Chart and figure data

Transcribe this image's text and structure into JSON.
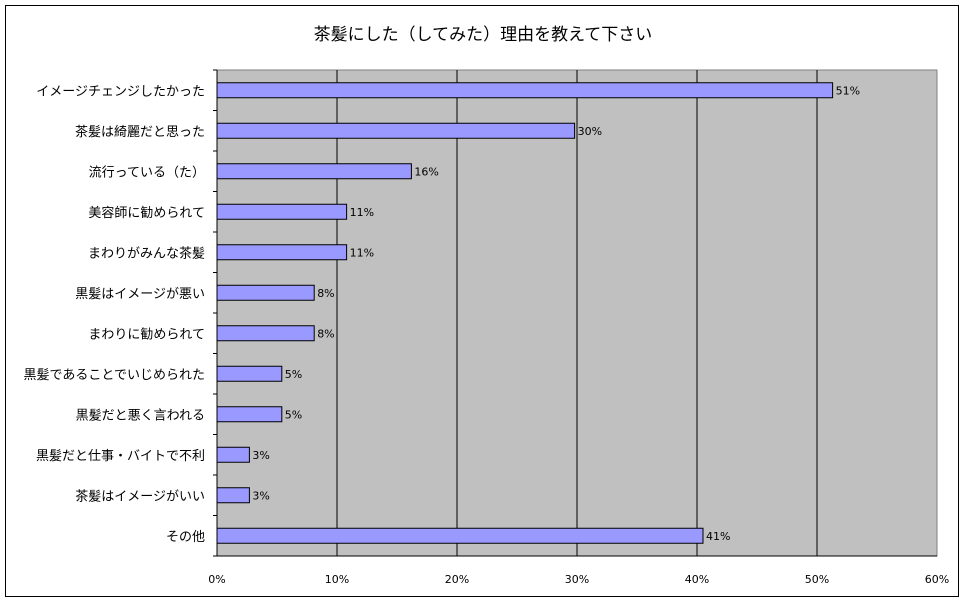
{
  "chart_data": {
    "type": "bar",
    "orientation": "horizontal",
    "title": "茶髪にした（してみた）理由を教えて下さい",
    "xlabel": "",
    "ylabel": "",
    "categories": [
      "イメージチェンジしたかった",
      "茶髪は綺麗だと思った",
      "流行っている（た）",
      "美容師に勧められて",
      "まわりがみんな茶髪",
      "黒髪はイメージが悪い",
      "まわりに勧められて",
      "黒髪であることでいじめられた",
      "黒髪だと悪く言われる",
      "黒髪だと仕事・バイトで不利",
      "茶髪はイメージがいい",
      "その他"
    ],
    "values": [
      51.3,
      29.8,
      16.2,
      10.8,
      10.8,
      8.1,
      8.1,
      5.4,
      5.4,
      2.7,
      2.7,
      40.5
    ],
    "data_labels": [
      "51%",
      "30%",
      "16%",
      "11%",
      "11%",
      "8%",
      "8%",
      "5%",
      "5%",
      "3%",
      "3%",
      "41%"
    ],
    "xlim": [
      0,
      60
    ],
    "xticks": [
      0,
      10,
      20,
      30,
      40,
      50,
      60
    ],
    "xtick_labels": [
      "0%",
      "10%",
      "20%",
      "30%",
      "40%",
      "50%",
      "60%"
    ],
    "grid": true,
    "legend": "none",
    "colors": {
      "bar": "#9999ff",
      "plot_bg": "#c0c0c0",
      "border": "#000000"
    }
  }
}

→ WRITTEN REQUEST: Nothing in the entries above should change when they are printed again, except that the pictures are dropped.

→ SOLVED EXERCISE:
Transcribe this image's text and structure into JSON.
{
  "chart_data": {
    "type": "bar",
    "orientation": "horizontal",
    "title": "茶髪にした（してみた）理由を教えて下さい",
    "xlabel": "",
    "ylabel": "",
    "categories": [
      "イメージチェンジしたかった",
      "茶髪は綺麗だと思った",
      "流行っている（た）",
      "美容師に勧められて",
      "まわりがみんな茶髪",
      "黒髪はイメージが悪い",
      "まわりに勧められて",
      "黒髪であることでいじめられた",
      "黒髪だと悪く言われる",
      "黒髪だと仕事・バイトで不利",
      "茶髪はイメージがいい",
      "その他"
    ],
    "values": [
      51.3,
      29.8,
      16.2,
      10.8,
      10.8,
      8.1,
      8.1,
      5.4,
      5.4,
      2.7,
      2.7,
      40.5
    ],
    "data_labels": [
      "51%",
      "30%",
      "16%",
      "11%",
      "11%",
      "8%",
      "8%",
      "5%",
      "5%",
      "3%",
      "3%",
      "41%"
    ],
    "xlim": [
      0,
      60
    ],
    "xticks": [
      0,
      10,
      20,
      30,
      40,
      50,
      60
    ],
    "xtick_labels": [
      "0%",
      "10%",
      "20%",
      "30%",
      "40%",
      "50%",
      "60%"
    ],
    "grid": true,
    "legend": "none",
    "colors": {
      "bar": "#9999ff",
      "plot_bg": "#c0c0c0",
      "border": "#000000"
    }
  }
}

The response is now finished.